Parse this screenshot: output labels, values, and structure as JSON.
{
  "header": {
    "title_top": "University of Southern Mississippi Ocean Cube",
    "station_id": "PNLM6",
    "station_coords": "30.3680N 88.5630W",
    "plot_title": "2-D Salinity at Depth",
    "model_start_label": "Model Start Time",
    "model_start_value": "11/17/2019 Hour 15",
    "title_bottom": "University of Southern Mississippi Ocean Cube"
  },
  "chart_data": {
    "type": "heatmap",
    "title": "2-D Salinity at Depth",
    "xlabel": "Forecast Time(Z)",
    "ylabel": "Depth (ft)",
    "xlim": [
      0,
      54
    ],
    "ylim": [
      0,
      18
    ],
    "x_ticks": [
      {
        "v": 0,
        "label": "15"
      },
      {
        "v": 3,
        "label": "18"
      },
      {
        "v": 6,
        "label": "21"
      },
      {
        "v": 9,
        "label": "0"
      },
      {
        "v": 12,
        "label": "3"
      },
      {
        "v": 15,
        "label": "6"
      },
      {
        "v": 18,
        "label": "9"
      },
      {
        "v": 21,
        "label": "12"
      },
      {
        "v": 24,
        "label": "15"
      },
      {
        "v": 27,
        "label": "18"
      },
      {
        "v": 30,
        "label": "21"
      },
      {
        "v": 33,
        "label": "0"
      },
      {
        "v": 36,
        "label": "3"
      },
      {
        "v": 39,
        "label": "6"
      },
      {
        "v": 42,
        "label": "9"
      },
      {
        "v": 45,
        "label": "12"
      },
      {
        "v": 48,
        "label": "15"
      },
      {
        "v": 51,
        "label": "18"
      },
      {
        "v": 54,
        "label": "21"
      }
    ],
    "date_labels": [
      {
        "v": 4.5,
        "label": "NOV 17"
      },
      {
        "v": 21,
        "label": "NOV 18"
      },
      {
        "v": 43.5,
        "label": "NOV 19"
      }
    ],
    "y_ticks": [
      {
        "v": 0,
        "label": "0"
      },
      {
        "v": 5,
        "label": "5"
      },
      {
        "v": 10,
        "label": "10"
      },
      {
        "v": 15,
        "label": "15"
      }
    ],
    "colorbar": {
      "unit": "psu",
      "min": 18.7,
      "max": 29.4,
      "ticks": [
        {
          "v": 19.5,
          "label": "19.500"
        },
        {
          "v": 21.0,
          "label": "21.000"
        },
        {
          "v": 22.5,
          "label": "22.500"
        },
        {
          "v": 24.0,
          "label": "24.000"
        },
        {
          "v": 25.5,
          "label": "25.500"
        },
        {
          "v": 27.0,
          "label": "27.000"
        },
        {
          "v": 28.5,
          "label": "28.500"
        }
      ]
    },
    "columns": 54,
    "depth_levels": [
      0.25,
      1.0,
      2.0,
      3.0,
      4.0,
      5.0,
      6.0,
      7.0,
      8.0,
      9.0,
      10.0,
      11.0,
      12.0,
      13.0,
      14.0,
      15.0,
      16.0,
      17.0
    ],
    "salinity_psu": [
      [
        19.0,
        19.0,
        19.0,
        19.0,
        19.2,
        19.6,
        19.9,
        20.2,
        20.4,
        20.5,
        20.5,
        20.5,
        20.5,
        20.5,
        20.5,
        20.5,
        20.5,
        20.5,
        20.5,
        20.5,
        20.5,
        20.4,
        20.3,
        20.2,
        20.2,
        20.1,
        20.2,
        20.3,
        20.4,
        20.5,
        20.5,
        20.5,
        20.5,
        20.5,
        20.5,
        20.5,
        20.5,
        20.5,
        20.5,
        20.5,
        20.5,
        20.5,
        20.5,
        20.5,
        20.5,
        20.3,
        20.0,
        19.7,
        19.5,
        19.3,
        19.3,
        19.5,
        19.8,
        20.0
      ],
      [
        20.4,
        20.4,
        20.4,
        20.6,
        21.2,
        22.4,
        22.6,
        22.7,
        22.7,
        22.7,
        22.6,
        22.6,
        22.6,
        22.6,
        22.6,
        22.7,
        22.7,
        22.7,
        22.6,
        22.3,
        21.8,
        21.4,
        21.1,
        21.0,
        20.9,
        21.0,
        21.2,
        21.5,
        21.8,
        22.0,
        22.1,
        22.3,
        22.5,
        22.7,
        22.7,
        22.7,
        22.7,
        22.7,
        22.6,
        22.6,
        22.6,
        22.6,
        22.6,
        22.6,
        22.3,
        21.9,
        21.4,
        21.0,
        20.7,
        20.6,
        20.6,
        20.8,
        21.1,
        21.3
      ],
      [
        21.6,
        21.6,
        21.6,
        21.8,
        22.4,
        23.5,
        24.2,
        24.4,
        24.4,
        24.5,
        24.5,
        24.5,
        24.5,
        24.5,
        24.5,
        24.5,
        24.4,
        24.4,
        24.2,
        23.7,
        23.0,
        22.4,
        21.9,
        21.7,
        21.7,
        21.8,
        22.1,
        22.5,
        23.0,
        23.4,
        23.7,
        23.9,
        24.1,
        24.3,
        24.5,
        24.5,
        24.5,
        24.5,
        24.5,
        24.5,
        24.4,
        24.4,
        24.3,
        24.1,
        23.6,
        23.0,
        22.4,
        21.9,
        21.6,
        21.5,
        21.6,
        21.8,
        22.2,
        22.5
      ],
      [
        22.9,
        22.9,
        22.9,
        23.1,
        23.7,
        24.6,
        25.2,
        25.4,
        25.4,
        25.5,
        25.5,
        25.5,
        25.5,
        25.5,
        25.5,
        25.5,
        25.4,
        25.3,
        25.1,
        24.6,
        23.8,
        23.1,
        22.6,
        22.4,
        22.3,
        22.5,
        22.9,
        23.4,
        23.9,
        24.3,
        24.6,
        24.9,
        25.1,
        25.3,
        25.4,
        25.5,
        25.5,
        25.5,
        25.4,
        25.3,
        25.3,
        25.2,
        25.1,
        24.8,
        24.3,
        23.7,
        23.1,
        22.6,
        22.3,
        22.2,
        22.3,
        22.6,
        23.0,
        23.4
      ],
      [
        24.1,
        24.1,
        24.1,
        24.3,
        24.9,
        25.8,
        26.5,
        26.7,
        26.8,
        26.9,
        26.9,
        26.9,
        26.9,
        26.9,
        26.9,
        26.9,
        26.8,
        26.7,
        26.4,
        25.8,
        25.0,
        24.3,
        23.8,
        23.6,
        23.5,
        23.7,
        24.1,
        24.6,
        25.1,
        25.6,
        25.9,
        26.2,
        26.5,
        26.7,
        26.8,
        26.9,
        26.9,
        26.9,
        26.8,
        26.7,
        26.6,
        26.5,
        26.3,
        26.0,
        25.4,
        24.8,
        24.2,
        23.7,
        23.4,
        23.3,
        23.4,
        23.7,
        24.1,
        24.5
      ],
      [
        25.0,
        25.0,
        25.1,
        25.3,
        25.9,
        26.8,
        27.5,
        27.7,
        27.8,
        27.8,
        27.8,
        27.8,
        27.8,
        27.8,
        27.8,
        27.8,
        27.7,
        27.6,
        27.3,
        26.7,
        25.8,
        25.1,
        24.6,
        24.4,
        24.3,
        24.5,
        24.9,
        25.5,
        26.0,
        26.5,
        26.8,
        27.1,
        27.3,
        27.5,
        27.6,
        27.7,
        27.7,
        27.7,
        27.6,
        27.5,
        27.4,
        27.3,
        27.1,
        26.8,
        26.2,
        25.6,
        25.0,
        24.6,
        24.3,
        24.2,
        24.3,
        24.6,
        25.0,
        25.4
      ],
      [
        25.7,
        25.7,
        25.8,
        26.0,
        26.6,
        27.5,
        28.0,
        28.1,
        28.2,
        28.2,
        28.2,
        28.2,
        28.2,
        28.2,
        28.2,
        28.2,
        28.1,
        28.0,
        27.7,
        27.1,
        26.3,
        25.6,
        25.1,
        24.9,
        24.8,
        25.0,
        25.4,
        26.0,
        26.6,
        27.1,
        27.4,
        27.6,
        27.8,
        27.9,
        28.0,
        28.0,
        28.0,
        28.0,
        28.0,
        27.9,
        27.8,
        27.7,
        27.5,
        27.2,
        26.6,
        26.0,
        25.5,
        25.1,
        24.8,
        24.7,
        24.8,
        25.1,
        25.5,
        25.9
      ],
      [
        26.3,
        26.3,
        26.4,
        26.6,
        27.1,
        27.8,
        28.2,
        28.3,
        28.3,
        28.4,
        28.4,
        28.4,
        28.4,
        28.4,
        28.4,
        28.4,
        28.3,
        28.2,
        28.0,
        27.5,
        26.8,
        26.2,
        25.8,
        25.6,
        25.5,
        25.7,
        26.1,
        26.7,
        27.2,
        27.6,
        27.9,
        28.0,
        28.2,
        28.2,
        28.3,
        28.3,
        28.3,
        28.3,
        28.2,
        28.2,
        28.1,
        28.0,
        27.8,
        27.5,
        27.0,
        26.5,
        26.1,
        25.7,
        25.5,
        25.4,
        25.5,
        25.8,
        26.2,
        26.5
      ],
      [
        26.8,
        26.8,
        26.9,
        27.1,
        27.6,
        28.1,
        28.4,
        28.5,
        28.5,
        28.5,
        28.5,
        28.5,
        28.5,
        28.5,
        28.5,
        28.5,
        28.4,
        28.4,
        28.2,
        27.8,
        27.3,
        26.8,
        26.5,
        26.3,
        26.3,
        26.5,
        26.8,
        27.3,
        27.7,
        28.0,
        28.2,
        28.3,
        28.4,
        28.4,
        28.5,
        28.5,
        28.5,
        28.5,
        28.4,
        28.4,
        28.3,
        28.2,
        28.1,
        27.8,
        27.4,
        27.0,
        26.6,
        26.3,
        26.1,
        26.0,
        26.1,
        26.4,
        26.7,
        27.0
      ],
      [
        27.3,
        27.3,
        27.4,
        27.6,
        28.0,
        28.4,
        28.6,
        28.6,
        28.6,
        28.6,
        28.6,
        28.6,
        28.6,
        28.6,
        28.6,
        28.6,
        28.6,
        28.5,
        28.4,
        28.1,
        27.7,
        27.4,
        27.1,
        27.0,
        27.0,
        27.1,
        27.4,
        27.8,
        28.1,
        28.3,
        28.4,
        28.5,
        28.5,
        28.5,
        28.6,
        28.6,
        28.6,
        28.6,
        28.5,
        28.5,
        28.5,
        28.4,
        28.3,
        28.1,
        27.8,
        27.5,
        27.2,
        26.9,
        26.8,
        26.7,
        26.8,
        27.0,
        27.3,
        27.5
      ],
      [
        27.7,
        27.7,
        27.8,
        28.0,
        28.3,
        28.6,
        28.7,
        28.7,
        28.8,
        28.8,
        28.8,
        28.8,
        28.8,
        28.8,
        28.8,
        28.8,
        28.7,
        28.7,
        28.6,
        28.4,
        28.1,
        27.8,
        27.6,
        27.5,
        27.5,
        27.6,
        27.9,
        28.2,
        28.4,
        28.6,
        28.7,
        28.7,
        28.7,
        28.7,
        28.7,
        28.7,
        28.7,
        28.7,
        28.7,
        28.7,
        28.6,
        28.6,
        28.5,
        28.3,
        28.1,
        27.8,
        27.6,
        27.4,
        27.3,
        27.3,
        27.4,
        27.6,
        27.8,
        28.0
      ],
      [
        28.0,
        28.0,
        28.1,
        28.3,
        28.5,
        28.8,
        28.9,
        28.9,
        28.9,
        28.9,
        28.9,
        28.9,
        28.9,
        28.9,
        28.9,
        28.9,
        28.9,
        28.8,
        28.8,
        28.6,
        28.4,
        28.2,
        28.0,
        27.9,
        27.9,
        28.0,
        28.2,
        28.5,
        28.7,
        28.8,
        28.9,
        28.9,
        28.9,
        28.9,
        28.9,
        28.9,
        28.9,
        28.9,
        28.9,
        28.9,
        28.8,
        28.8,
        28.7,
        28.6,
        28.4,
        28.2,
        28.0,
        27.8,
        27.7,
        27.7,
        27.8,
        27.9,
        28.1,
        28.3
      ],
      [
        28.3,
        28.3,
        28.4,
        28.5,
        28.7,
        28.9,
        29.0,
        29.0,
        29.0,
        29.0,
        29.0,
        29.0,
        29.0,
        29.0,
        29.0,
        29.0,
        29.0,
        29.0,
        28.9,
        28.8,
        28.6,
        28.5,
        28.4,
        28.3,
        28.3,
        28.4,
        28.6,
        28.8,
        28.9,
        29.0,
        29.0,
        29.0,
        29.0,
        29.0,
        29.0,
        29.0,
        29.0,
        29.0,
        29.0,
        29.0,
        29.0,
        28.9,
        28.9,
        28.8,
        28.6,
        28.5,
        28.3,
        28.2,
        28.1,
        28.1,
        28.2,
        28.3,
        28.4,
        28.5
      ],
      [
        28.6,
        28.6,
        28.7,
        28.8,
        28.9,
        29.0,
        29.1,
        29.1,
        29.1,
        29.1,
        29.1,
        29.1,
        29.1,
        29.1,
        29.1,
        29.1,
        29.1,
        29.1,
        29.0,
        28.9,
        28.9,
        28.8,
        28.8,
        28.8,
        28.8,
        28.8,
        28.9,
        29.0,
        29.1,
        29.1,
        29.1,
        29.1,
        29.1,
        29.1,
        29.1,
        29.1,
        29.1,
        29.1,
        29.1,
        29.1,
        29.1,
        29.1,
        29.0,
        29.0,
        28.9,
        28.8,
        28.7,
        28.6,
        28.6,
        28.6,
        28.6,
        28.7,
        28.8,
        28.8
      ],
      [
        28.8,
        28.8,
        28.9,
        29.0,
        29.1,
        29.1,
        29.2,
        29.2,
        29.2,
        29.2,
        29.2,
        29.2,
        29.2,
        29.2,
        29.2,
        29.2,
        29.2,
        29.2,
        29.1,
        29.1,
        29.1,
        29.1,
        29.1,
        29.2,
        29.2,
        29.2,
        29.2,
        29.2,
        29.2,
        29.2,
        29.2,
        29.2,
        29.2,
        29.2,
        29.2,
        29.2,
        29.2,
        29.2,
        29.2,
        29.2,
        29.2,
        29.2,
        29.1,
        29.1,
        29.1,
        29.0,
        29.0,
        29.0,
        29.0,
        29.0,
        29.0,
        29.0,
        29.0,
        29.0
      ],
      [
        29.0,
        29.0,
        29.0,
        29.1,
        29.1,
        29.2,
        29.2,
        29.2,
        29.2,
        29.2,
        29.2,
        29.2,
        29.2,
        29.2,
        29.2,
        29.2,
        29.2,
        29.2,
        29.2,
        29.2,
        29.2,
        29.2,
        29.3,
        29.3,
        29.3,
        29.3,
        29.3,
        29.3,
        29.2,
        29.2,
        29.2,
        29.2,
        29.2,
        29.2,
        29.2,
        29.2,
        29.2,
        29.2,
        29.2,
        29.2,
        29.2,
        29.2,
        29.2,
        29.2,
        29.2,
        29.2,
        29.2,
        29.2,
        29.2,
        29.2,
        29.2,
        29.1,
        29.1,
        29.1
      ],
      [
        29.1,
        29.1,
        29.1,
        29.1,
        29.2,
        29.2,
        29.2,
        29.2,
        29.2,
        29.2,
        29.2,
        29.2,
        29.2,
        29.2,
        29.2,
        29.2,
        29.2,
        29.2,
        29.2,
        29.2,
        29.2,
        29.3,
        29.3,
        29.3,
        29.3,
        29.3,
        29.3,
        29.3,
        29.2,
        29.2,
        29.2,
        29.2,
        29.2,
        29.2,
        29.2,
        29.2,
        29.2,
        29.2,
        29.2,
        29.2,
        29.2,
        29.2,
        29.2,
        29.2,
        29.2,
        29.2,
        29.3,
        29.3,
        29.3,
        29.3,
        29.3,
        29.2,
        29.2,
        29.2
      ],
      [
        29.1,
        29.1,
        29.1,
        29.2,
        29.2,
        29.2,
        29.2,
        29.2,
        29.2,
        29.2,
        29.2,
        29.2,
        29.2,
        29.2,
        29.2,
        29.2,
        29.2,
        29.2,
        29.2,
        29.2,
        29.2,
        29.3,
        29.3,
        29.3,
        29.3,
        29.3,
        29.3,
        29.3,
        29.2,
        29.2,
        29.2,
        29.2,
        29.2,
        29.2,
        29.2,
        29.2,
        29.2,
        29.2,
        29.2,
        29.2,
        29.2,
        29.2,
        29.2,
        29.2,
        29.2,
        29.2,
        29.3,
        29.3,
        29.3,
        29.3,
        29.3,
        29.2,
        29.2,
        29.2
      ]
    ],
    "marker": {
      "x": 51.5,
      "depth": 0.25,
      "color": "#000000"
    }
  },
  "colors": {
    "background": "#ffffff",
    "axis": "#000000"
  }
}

**To be done:**
Pick out the lines that contain "Ocean" and copy them.

**Result of this exercise:**
    "title_top": "University of Southern Mississippi Ocean Cube",
    "title_bottom": "University of Southern Mississippi Ocean Cube"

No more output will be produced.